**Work required**: Set every record down verbatim and omit the pictures.
■ ■ ■
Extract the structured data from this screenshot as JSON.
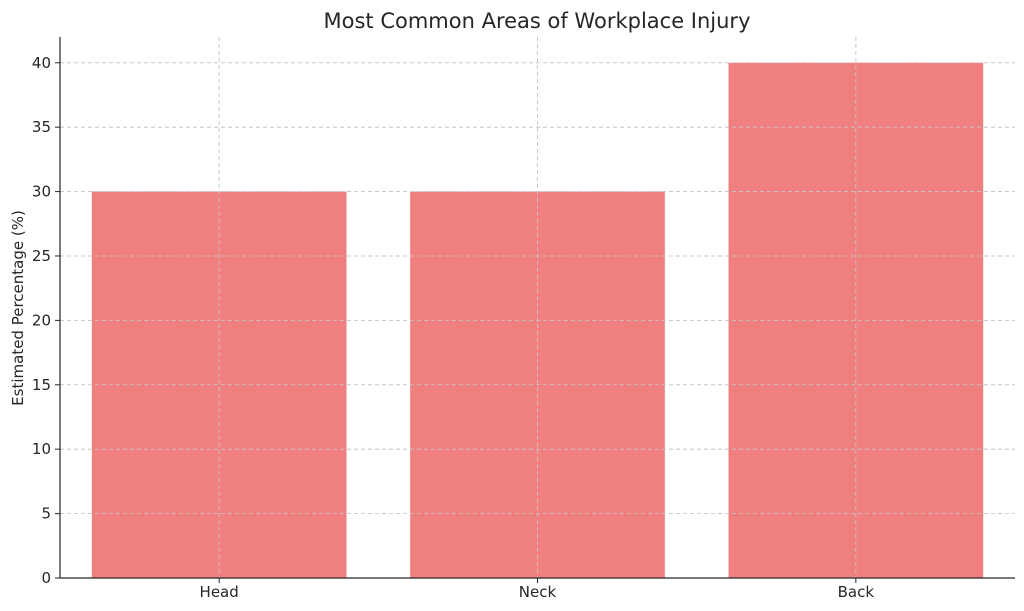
{
  "chart_data": {
    "type": "bar",
    "title": "Most Common Areas of Workplace Injury",
    "xlabel": "",
    "ylabel": "Estimated Percentage (%)",
    "categories": [
      "Head",
      "Neck",
      "Back"
    ],
    "values": [
      30,
      30,
      40
    ],
    "ylim": [
      0,
      42
    ],
    "yticks": [
      0,
      5,
      10,
      15,
      20,
      25,
      30,
      35,
      40
    ],
    "grid": true,
    "bar_color": "#f08080",
    "grid_color": "#c8c8c8"
  }
}
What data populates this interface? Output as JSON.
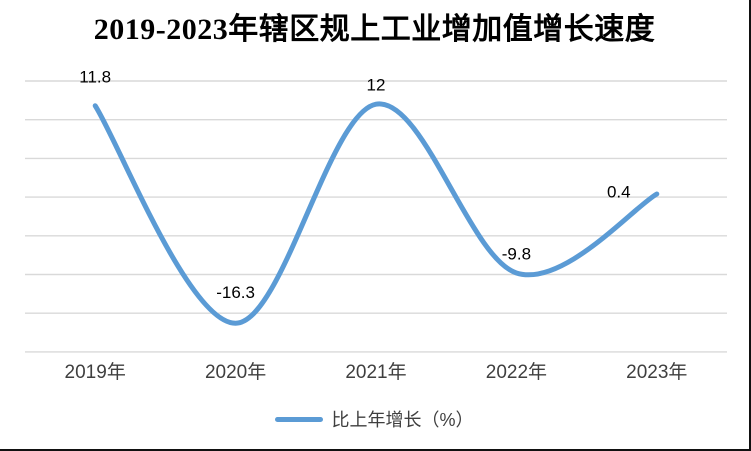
{
  "page": {
    "background": "#ffffff",
    "frame_border_color": "#111111"
  },
  "chart_data": {
    "type": "line",
    "title": "2019-2023年辖区规上工业增加值增长速度",
    "categories": [
      "2019年",
      "2020年",
      "2021年",
      "2022年",
      "2023年"
    ],
    "series": [
      {
        "name": "比上年增长（%）",
        "values": [
          11.8,
          -16.3,
          12,
          -9.8,
          0.4
        ]
      }
    ],
    "data_labels": [
      "11.8",
      "-16.3",
      "12",
      "-9.8",
      "0.4"
    ],
    "xlabel": "",
    "ylabel": "",
    "ylim": [
      -20,
      15
    ],
    "grid_step": 5,
    "grid": "on",
    "y_axis_labels_shown": false,
    "smooth": true,
    "legend_position": "bottom",
    "line_color": "#5B9BD5",
    "gridline_color": "#D9D9D9",
    "data_label_color": "#000000",
    "axis_label_color": "#3f3f3f",
    "title_color": "#000000"
  }
}
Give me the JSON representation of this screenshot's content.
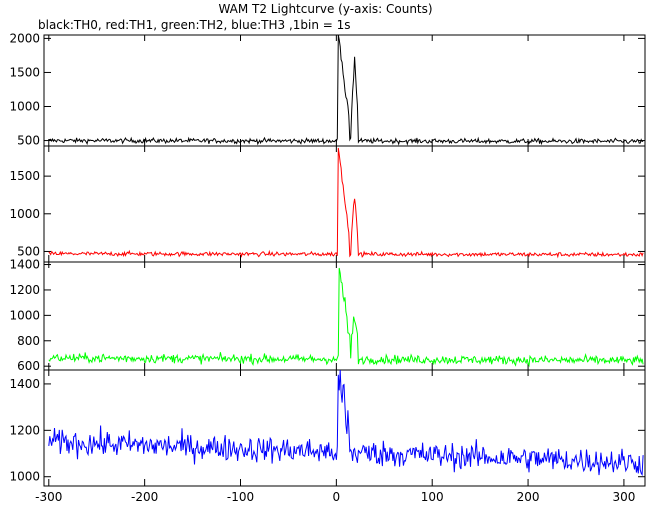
{
  "title": "WAM T2 Lightcurve (y-axis: Counts)",
  "subtitle": "black:TH0, red:TH1, green:TH2, blue:TH3 ,1bin = 1s",
  "chart_data": [
    {
      "type": "line",
      "title": "",
      "series": [
        {
          "name": "",
          "color": "#000000",
          "baseline": 500,
          "noise": 25,
          "spikes": [
            {
              "x": 2,
              "peak": 2050
            },
            {
              "x": 19,
              "peak": 1700
            }
          ]
        }
      ],
      "xlim": [
        -305,
        322
      ],
      "ylim": [
        420,
        2050
      ],
      "yticks": [
        500,
        1000,
        1500,
        2000
      ],
      "grid": false
    },
    {
      "type": "line",
      "title": "",
      "series": [
        {
          "name": "",
          "color": "#ff0000",
          "baseline": 470,
          "noise": 20,
          "spikes": [
            {
              "x": 2,
              "peak": 1880
            },
            {
              "x": 19,
              "peak": 1230
            }
          ]
        }
      ],
      "xlim": [
        -305,
        322
      ],
      "ylim": [
        360,
        1900
      ],
      "yticks": [
        500,
        1000,
        1500
      ],
      "grid": false
    },
    {
      "type": "line",
      "title": "",
      "series": [
        {
          "name": "",
          "color": "#00ff00",
          "baseline": 665,
          "noise": 25,
          "spikes": [
            {
              "x": 3,
              "peak": 1380
            },
            {
              "x": 19,
              "peak": 1000
            }
          ]
        }
      ],
      "xlim": [
        -305,
        322
      ],
      "ylim": [
        570,
        1420
      ],
      "yticks": [
        600,
        800,
        1000,
        1200,
        1400
      ],
      "grid": false
    },
    {
      "type": "line",
      "title": "",
      "series": [
        {
          "name": "",
          "color": "#0000ff",
          "baseline": 1150,
          "noise": 40,
          "spikes": [
            {
              "x": 2,
              "peak": 1450
            }
          ]
        }
      ],
      "xlim": [
        -305,
        322
      ],
      "ylim": [
        960,
        1460
      ],
      "yticks": [
        1000,
        1200,
        1400
      ],
      "grid": false
    }
  ],
  "xticks": [
    -300,
    -200,
    -100,
    0,
    100,
    200,
    300
  ]
}
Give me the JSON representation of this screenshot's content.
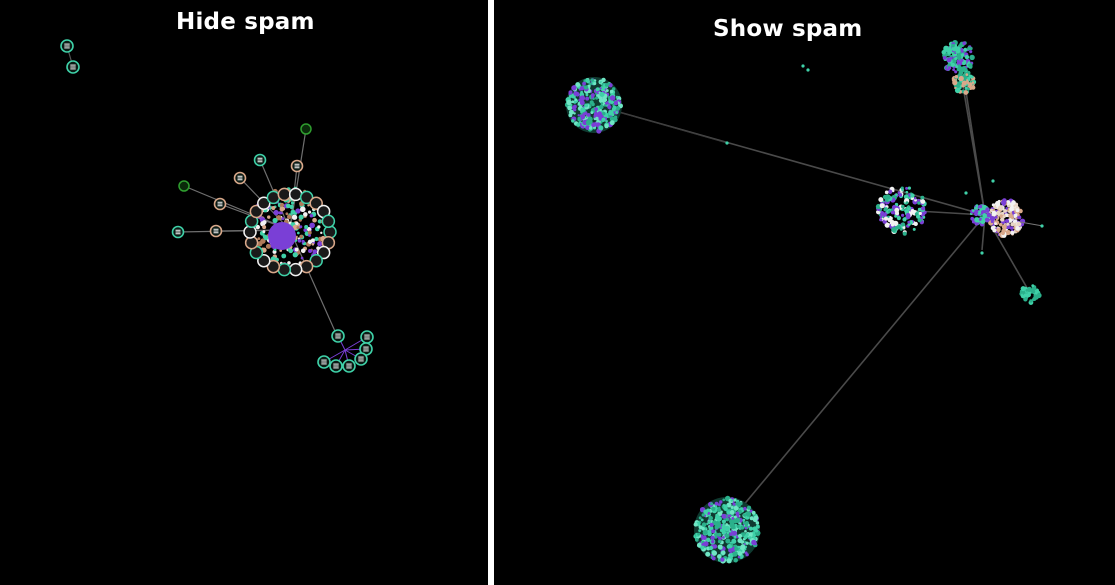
{
  "panels": {
    "left": {
      "title": "Hide spam"
    },
    "right": {
      "title": "Show spam"
    }
  },
  "colors": {
    "background": "#000000",
    "divider": "#ffffff",
    "node_teal": "#3fd1a8",
    "node_purple": "#7a3fd6",
    "node_tan": "#d9a88a",
    "node_white": "#f2f2f2",
    "node_green": "#2f9e2f",
    "edge": "#555555"
  }
}
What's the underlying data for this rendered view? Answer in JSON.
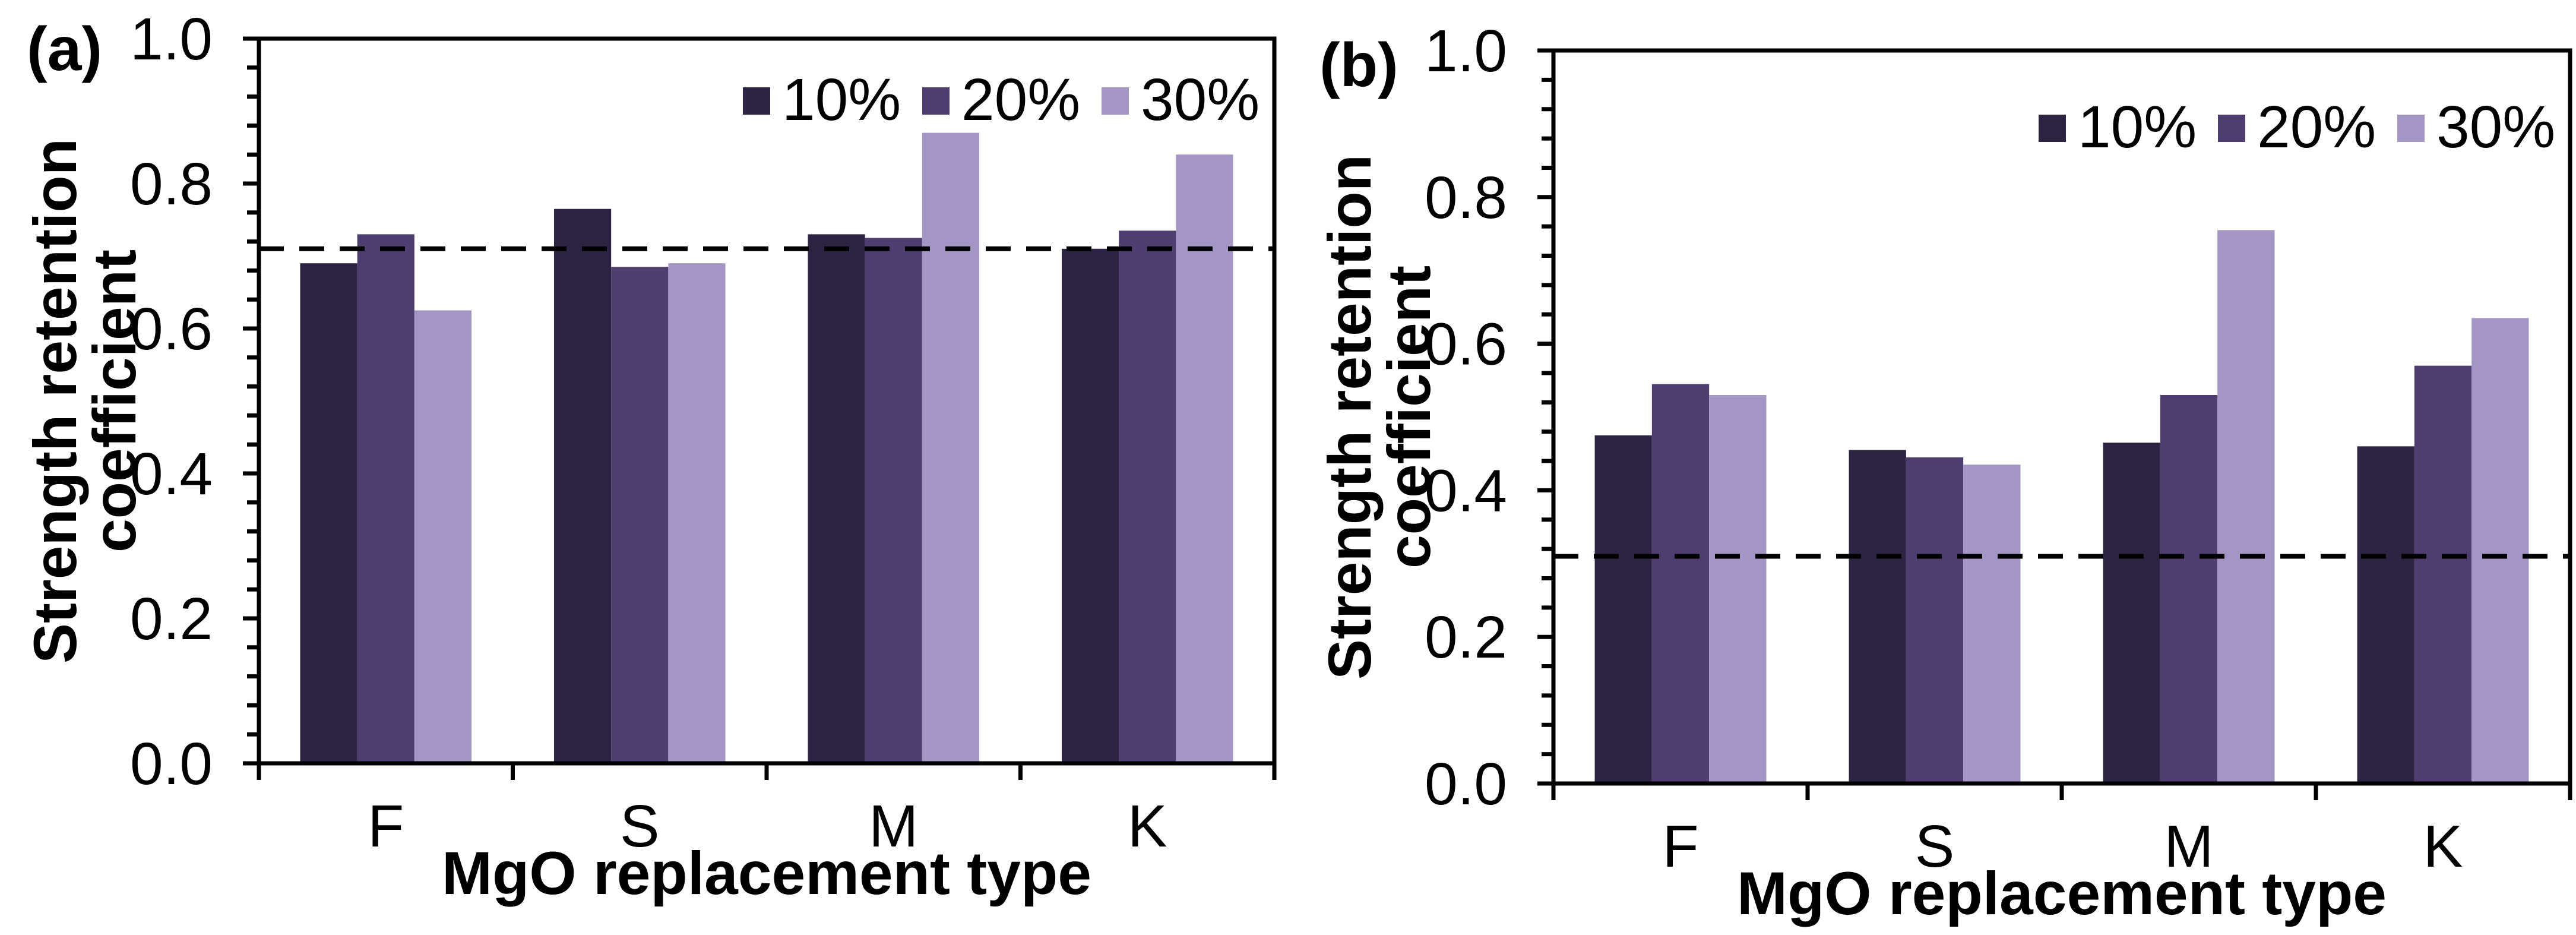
{
  "figure": {
    "background": "#ffffff",
    "text_color": "#000000",
    "axis_color": "#000000",
    "series_colors": [
      "#2d2342",
      "#4e3d6f",
      "#a396c5"
    ],
    "reference_line_color": "#000000",
    "reference_line_style": "dashed"
  },
  "chart_data": [
    {
      "type": "bar",
      "panel_label": "(a)",
      "xlabel": "MgO replacement type",
      "ylabel_lines": [
        "Strength retention",
        "coefficient"
      ],
      "categories": [
        "F",
        "S",
        "M",
        "K"
      ],
      "series": [
        {
          "name": "10%",
          "values": [
            0.69,
            0.765,
            0.73,
            0.71
          ]
        },
        {
          "name": "20%",
          "values": [
            0.73,
            0.685,
            0.725,
            0.735
          ]
        },
        {
          "name": "30%",
          "values": [
            0.625,
            0.69,
            0.87,
            0.84
          ]
        }
      ],
      "ylim": [
        0.0,
        1.0
      ],
      "ytick_interval": 0.2,
      "ytick_minor_interval": 0.04,
      "ytick_labels": [
        "0.0",
        "0.2",
        "0.4",
        "0.6",
        "0.8",
        "1.0"
      ],
      "reference_line_y": 0.71,
      "legend_position": "top-right",
      "legend_entries": [
        "10%",
        "20%",
        "30%"
      ],
      "grid": false
    },
    {
      "type": "bar",
      "panel_label": "(b)",
      "xlabel": "MgO replacement type",
      "ylabel_lines": [
        "Strength retention",
        "coefficient"
      ],
      "categories": [
        "F",
        "S",
        "M",
        "K"
      ],
      "series": [
        {
          "name": "10%",
          "values": [
            0.475,
            0.455,
            0.465,
            0.46
          ]
        },
        {
          "name": "20%",
          "values": [
            0.545,
            0.445,
            0.53,
            0.57
          ]
        },
        {
          "name": "30%",
          "values": [
            0.53,
            0.435,
            0.755,
            0.635
          ]
        }
      ],
      "ylim": [
        0.0,
        1.0
      ],
      "ytick_interval": 0.2,
      "ytick_minor_interval": 0.04,
      "ytick_labels": [
        "0.0",
        "0.2",
        "0.4",
        "0.6",
        "0.8",
        "1.0"
      ],
      "reference_line_y": 0.31,
      "legend_position": "top-right",
      "legend_entries": [
        "10%",
        "20%",
        "30%"
      ],
      "grid": false
    }
  ]
}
■ ■ ■
**Exercise response**:
Extract the structured data from this screenshot as JSON.
{
  "chart_data": {
    "type": "bar",
    "title": "Most Common Areas of Workplace Injury",
    "xlabel": "",
    "ylabel": "Estimated Percentage (%)",
    "categories": [
      "Head",
      "Neck",
      "Back"
    ],
    "values": [
      30,
      30,
      40
    ],
    "ylim": [
      0,
      42
    ],
    "yticks": [
      0,
      5,
      10,
      15,
      20,
      25,
      30,
      35,
      40
    ],
    "grid": true,
    "bar_color": "#f08080",
    "grid_color": "#c8c8c8"
  }
}
What data populates this interface? Output as JSON.
{
  "page": {
    "background": "#ffffff",
    "frame_border_color": "#111111"
  },
  "chart_data": {
    "type": "line",
    "title": "2019-2023年辖区规上工业增加值增长速度",
    "categories": [
      "2019年",
      "2020年",
      "2021年",
      "2022年",
      "2023年"
    ],
    "series": [
      {
        "name": "比上年增长（%）",
        "values": [
          11.8,
          -16.3,
          12,
          -9.8,
          0.4
        ]
      }
    ],
    "data_labels": [
      "11.8",
      "-16.3",
      "12",
      "-9.8",
      "0.4"
    ],
    "xlabel": "",
    "ylabel": "",
    "ylim": [
      -20,
      15
    ],
    "grid_step": 5,
    "grid": "on",
    "y_axis_labels_shown": false,
    "smooth": true,
    "legend_position": "bottom",
    "line_color": "#5B9BD5",
    "gridline_color": "#D9D9D9",
    "data_label_color": "#000000",
    "axis_label_color": "#3f3f3f",
    "title_color": "#000000"
  }
}
Give me the JSON representation of this screenshot's content.
{
  "title": "WAM T2 Lightcurve (y-axis: Counts)",
  "subtitle": "black:TH0, red:TH1, green:TH2, blue:TH3 ,1bin = 1s",
  "chart_data": [
    {
      "type": "line",
      "title": "",
      "series": [
        {
          "name": "",
          "color": "#000000",
          "baseline": 500,
          "noise": 25,
          "spikes": [
            {
              "x": 2,
              "peak": 2050
            },
            {
              "x": 19,
              "peak": 1700
            }
          ]
        }
      ],
      "xlim": [
        -305,
        322
      ],
      "ylim": [
        420,
        2050
      ],
      "yticks": [
        500,
        1000,
        1500,
        2000
      ],
      "grid": false
    },
    {
      "type": "line",
      "title": "",
      "series": [
        {
          "name": "",
          "color": "#ff0000",
          "baseline": 470,
          "noise": 20,
          "spikes": [
            {
              "x": 2,
              "peak": 1880
            },
            {
              "x": 19,
              "peak": 1230
            }
          ]
        }
      ],
      "xlim": [
        -305,
        322
      ],
      "ylim": [
        360,
        1900
      ],
      "yticks": [
        500,
        1000,
        1500
      ],
      "grid": false
    },
    {
      "type": "line",
      "title": "",
      "series": [
        {
          "name": "",
          "color": "#00ff00",
          "baseline": 665,
          "noise": 25,
          "spikes": [
            {
              "x": 3,
              "peak": 1380
            },
            {
              "x": 19,
              "peak": 1000
            }
          ]
        }
      ],
      "xlim": [
        -305,
        322
      ],
      "ylim": [
        570,
        1420
      ],
      "yticks": [
        600,
        800,
        1000,
        1200,
        1400
      ],
      "grid": false
    },
    {
      "type": "line",
      "title": "",
      "series": [
        {
          "name": "",
          "color": "#0000ff",
          "baseline": 1150,
          "noise": 40,
          "spikes": [
            {
              "x": 2,
              "peak": 1450
            }
          ]
        }
      ],
      "xlim": [
        -305,
        322
      ],
      "ylim": [
        960,
        1460
      ],
      "yticks": [
        1000,
        1200,
        1400
      ],
      "grid": false
    }
  ],
  "xticks": [
    -300,
    -200,
    -100,
    0,
    100,
    200,
    300
  ]
}
Give me the JSON representation of this screenshot's content.
{
  "panels": {
    "left": {
      "title": "Hide spam"
    },
    "right": {
      "title": "Show spam"
    }
  },
  "colors": {
    "background": "#000000",
    "divider": "#ffffff",
    "node_teal": "#3fd1a8",
    "node_purple": "#7a3fd6",
    "node_tan": "#d9a88a",
    "node_white": "#f2f2f2",
    "node_green": "#2f9e2f",
    "edge": "#555555"
  }
}
What's the underlying data for this rendered view? Answer in JSON.
{
  "figure": {
    "background": "#ffffff",
    "text_color": "#000000",
    "axis_color": "#000000",
    "series_colors": [
      "#2d2342",
      "#4e3d6f",
      "#a396c5"
    ],
    "reference_line_color": "#000000",
    "reference_line_style": "dashed"
  },
  "chart_data": [
    {
      "type": "bar",
      "panel_label": "(a)",
      "xlabel": "MgO replacement type",
      "ylabel_lines": [
        "Strength retention",
        "coefficient"
      ],
      "categories": [
        "F",
        "S",
        "M",
        "K"
      ],
      "series": [
        {
          "name": "10%",
          "values": [
            0.69,
            0.765,
            0.73,
            0.71
          ]
        },
        {
          "name": "20%",
          "values": [
            0.73,
            0.685,
            0.725,
            0.735
          ]
        },
        {
          "name": "30%",
          "values": [
            0.625,
            0.69,
            0.87,
            0.84
          ]
        }
      ],
      "ylim": [
        0.0,
        1.0
      ],
      "ytick_interval": 0.2,
      "ytick_minor_interval": 0.04,
      "ytick_labels": [
        "0.0",
        "0.2",
        "0.4",
        "0.6",
        "0.8",
        "1.0"
      ],
      "reference_line_y": 0.71,
      "legend_position": "top-right",
      "legend_entries": [
        "10%",
        "20%",
        "30%"
      ],
      "grid": false
    },
    {
      "type": "bar",
      "panel_label": "(b)",
      "xlabel": "MgO replacement type",
      "ylabel_lines": [
        "Strength retention",
        "coefficient"
      ],
      "categories": [
        "F",
        "S",
        "M",
        "K"
      ],
      "series": [
        {
          "name": "10%",
          "values": [
            0.475,
            0.455,
            0.465,
            0.46
          ]
        },
        {
          "name": "20%",
          "values": [
            0.545,
            0.445,
            0.53,
            0.57
          ]
        },
        {
          "name": "30%",
          "values": [
            0.53,
            0.435,
            0.755,
            0.635
          ]
        }
      ],
      "ylim": [
        0.0,
        1.0
      ],
      "ytick_interval": 0.2,
      "ytick_minor_interval": 0.04,
      "ytick_labels": [
        "0.0",
        "0.2",
        "0.4",
        "0.6",
        "0.8",
        "1.0"
      ],
      "reference_line_y": 0.31,
      "legend_position": "top-right",
      "legend_entries": [
        "10%",
        "20%",
        "30%"
      ],
      "grid": false
    }
  ]
}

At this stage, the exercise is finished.